* BEGIN Data *

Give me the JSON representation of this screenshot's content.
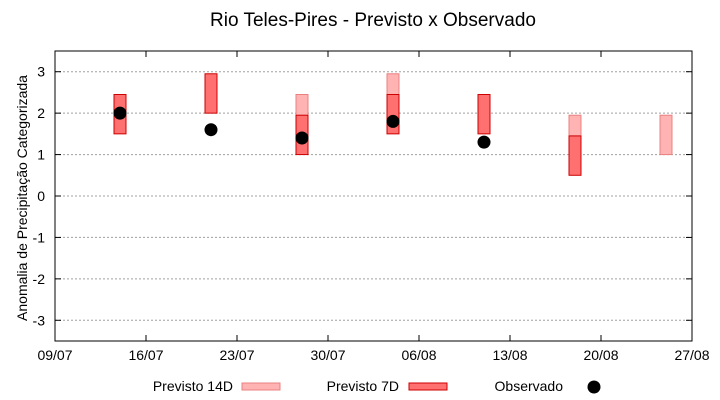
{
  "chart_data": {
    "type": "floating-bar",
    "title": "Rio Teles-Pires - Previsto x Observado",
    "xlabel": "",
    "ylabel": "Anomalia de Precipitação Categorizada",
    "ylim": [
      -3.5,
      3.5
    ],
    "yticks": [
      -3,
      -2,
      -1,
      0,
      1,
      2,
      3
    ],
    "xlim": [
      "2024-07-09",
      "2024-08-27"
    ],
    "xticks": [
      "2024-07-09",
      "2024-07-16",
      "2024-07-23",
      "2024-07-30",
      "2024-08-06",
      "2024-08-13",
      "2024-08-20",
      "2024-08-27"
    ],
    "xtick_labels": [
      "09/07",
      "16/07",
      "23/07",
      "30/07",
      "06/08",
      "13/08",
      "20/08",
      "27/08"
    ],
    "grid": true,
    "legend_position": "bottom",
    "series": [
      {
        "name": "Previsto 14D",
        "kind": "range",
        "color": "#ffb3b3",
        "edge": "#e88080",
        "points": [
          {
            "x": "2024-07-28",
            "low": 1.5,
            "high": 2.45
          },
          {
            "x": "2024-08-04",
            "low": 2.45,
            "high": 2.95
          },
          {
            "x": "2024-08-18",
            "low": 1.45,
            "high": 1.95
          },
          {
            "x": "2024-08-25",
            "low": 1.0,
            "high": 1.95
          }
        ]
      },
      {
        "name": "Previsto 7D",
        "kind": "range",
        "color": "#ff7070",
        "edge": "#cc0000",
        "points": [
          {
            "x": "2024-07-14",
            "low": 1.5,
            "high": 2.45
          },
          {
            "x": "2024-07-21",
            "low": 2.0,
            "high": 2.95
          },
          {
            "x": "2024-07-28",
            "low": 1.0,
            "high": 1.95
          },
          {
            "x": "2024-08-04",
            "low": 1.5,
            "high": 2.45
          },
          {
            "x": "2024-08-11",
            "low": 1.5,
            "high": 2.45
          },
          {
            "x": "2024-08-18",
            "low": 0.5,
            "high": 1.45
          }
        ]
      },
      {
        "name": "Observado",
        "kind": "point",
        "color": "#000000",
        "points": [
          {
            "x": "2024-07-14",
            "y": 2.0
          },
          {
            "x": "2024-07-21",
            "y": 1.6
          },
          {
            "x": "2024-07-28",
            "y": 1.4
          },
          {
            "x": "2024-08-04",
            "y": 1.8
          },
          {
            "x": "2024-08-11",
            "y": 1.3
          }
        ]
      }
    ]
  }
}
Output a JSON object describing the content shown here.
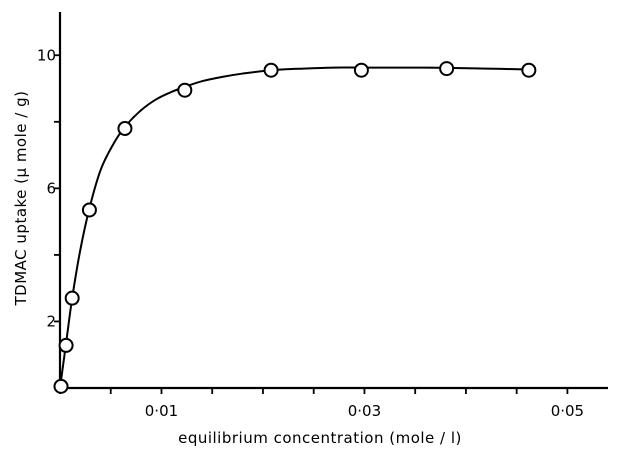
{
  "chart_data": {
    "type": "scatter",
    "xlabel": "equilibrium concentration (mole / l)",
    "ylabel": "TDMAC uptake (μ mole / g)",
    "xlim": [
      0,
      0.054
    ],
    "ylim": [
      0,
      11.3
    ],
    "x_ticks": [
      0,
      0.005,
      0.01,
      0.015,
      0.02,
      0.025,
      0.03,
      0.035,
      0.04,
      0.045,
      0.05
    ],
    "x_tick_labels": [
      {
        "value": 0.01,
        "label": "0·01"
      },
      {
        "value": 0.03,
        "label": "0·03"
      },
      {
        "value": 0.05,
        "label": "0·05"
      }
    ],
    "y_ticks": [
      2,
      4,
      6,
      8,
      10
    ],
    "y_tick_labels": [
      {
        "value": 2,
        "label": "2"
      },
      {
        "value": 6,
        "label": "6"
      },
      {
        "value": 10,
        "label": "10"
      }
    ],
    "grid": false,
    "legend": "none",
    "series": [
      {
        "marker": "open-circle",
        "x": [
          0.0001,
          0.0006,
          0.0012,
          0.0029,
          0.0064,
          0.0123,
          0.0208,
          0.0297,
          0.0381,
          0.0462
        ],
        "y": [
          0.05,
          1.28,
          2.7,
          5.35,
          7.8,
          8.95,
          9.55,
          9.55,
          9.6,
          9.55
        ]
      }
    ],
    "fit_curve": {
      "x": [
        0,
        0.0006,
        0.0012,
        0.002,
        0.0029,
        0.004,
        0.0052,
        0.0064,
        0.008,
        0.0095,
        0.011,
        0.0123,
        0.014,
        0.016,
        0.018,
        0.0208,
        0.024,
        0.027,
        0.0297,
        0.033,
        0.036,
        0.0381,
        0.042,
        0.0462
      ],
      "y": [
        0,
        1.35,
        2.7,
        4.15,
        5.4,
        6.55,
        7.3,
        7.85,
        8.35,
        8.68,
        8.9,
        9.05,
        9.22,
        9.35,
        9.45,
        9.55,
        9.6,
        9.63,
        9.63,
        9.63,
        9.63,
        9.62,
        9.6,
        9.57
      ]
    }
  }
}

* END Data *

Take the entries shown above and quote them verbatim, passing over the pictures.

Give me the JSON representation of this screenshot's content.
{
  "chart_data": {
    "type": "floating-bar",
    "title": "Rio Teles-Pires - Previsto x Observado",
    "xlabel": "",
    "ylabel": "Anomalia de Precipitação Categorizada",
    "ylim": [
      -3.5,
      3.5
    ],
    "yticks": [
      -3,
      -2,
      -1,
      0,
      1,
      2,
      3
    ],
    "xlim": [
      "2024-07-09",
      "2024-08-27"
    ],
    "xticks": [
      "2024-07-09",
      "2024-07-16",
      "2024-07-23",
      "2024-07-30",
      "2024-08-06",
      "2024-08-13",
      "2024-08-20",
      "2024-08-27"
    ],
    "xtick_labels": [
      "09/07",
      "16/07",
      "23/07",
      "30/07",
      "06/08",
      "13/08",
      "20/08",
      "27/08"
    ],
    "grid": true,
    "legend_position": "bottom",
    "series": [
      {
        "name": "Previsto 14D",
        "kind": "range",
        "color": "#ffb3b3",
        "edge": "#e88080",
        "points": [
          {
            "x": "2024-07-28",
            "low": 1.5,
            "high": 2.45
          },
          {
            "x": "2024-08-04",
            "low": 2.45,
            "high": 2.95
          },
          {
            "x": "2024-08-18",
            "low": 1.45,
            "high": 1.95
          },
          {
            "x": "2024-08-25",
            "low": 1.0,
            "high": 1.95
          }
        ]
      },
      {
        "name": "Previsto 7D",
        "kind": "range",
        "color": "#ff7070",
        "edge": "#cc0000",
        "points": [
          {
            "x": "2024-07-14",
            "low": 1.5,
            "high": 2.45
          },
          {
            "x": "2024-07-21",
            "low": 2.0,
            "high": 2.95
          },
          {
            "x": "2024-07-28",
            "low": 1.0,
            "high": 1.95
          },
          {
            "x": "2024-08-04",
            "low": 1.5,
            "high": 2.45
          },
          {
            "x": "2024-08-11",
            "low": 1.5,
            "high": 2.45
          },
          {
            "x": "2024-08-18",
            "low": 0.5,
            "high": 1.45
          }
        ]
      },
      {
        "name": "Observado",
        "kind": "point",
        "color": "#000000",
        "points": [
          {
            "x": "2024-07-14",
            "y": 2.0
          },
          {
            "x": "2024-07-21",
            "y": 1.6
          },
          {
            "x": "2024-07-28",
            "y": 1.4
          },
          {
            "x": "2024-08-04",
            "y": 1.8
          },
          {
            "x": "2024-08-11",
            "y": 1.3
          }
        ]
      }
    ]
  }
}
Output a JSON object describing the content shown here.
{
  "chart_data": {
    "type": "scatter",
    "xlabel": "equilibrium concentration (mole / l)",
    "ylabel": "TDMAC uptake (μ mole / g)",
    "xlim": [
      0,
      0.054
    ],
    "ylim": [
      0,
      11.3
    ],
    "x_ticks": [
      0,
      0.005,
      0.01,
      0.015,
      0.02,
      0.025,
      0.03,
      0.035,
      0.04,
      0.045,
      0.05
    ],
    "x_tick_labels": [
      {
        "value": 0.01,
        "label": "0·01"
      },
      {
        "value": 0.03,
        "label": "0·03"
      },
      {
        "value": 0.05,
        "label": "0·05"
      }
    ],
    "y_ticks": [
      2,
      4,
      6,
      8,
      10
    ],
    "y_tick_labels": [
      {
        "value": 2,
        "label": "2"
      },
      {
        "value": 6,
        "label": "6"
      },
      {
        "value": 10,
        "label": "10"
      }
    ],
    "grid": false,
    "legend": "none",
    "series": [
      {
        "marker": "open-circle",
        "x": [
          0.0001,
          0.0006,
          0.0012,
          0.0029,
          0.0064,
          0.0123,
          0.0208,
          0.0297,
          0.0381,
          0.0462
        ],
        "y": [
          0.05,
          1.28,
          2.7,
          5.35,
          7.8,
          8.95,
          9.55,
          9.55,
          9.6,
          9.55
        ]
      }
    ],
    "fit_curve": {
      "x": [
        0,
        0.0006,
        0.0012,
        0.002,
        0.0029,
        0.004,
        0.0052,
        0.0064,
        0.008,
        0.0095,
        0.011,
        0.0123,
        0.014,
        0.016,
        0.018,
        0.0208,
        0.024,
        0.027,
        0.0297,
        0.033,
        0.036,
        0.0381,
        0.042,
        0.0462
      ],
      "y": [
        0,
        1.35,
        2.7,
        4.15,
        5.4,
        6.55,
        7.3,
        7.85,
        8.35,
        8.68,
        8.9,
        9.05,
        9.22,
        9.35,
        9.45,
        9.55,
        9.6,
        9.63,
        9.63,
        9.63,
        9.63,
        9.62,
        9.6,
        9.57
      ]
    }
  }
}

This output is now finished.